[Given entries]
## Begin

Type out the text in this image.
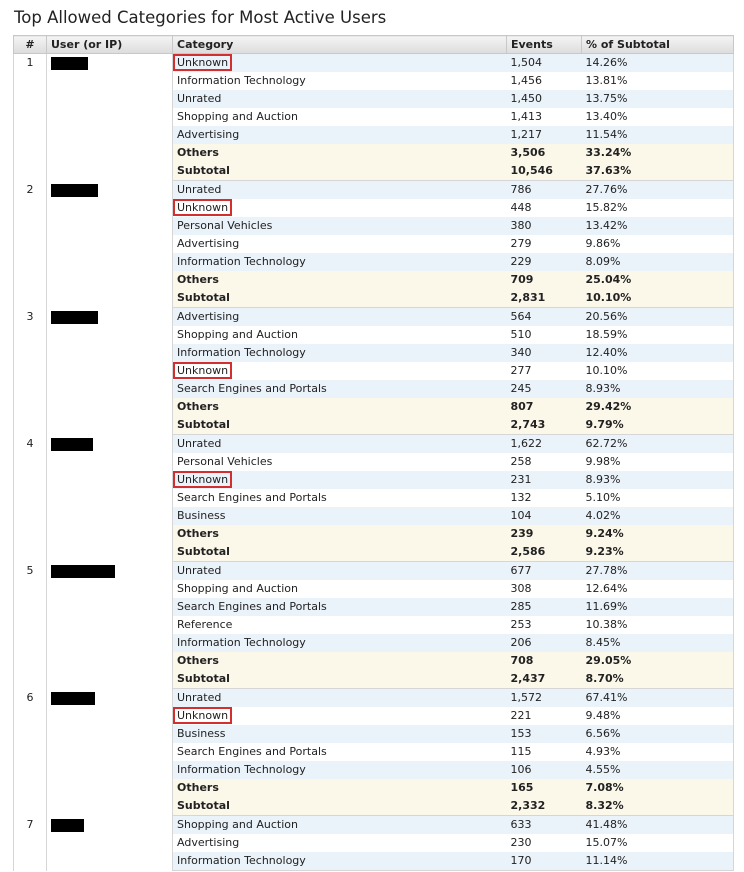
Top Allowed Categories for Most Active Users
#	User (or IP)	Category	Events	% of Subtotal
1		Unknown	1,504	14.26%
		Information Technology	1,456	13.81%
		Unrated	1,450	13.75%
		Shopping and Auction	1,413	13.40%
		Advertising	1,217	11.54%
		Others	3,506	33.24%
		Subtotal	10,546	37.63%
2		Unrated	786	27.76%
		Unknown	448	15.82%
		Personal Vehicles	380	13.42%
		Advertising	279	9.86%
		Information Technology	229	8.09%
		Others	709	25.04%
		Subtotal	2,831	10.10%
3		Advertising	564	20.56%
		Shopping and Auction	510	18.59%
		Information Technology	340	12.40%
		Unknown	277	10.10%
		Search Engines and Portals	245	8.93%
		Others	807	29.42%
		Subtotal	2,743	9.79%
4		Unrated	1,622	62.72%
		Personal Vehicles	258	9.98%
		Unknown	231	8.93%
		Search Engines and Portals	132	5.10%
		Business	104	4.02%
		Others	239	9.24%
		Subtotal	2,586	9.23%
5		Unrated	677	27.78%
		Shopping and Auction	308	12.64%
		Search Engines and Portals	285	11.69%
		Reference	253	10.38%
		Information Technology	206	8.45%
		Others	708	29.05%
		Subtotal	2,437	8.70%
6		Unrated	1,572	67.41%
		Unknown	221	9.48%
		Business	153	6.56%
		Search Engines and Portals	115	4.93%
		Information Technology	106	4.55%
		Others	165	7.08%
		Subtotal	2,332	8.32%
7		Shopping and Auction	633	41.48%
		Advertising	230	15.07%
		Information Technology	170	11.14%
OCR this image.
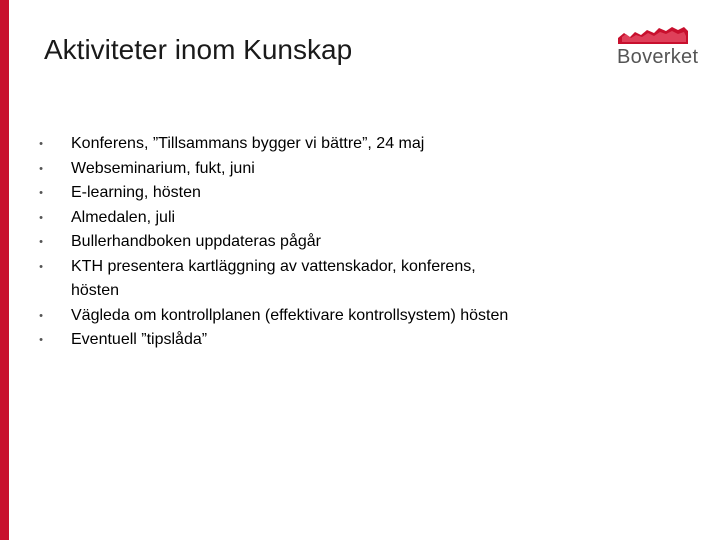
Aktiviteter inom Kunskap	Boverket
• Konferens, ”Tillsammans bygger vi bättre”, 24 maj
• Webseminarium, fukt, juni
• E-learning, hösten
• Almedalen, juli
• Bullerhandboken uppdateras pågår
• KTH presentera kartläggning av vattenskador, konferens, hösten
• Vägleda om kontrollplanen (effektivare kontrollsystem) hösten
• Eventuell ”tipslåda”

## End

[Exercise requirements]
Copy every line of the records above that holds the word "Technology".

[Solution to the exercise]
		Information Technology	1,456	13.81%
		Information Technology	229	8.09%
		Information Technology	340	12.40%
		Information Technology	206	8.45%
		Information Technology	106	4.55%
		Information Technology	170	11.14%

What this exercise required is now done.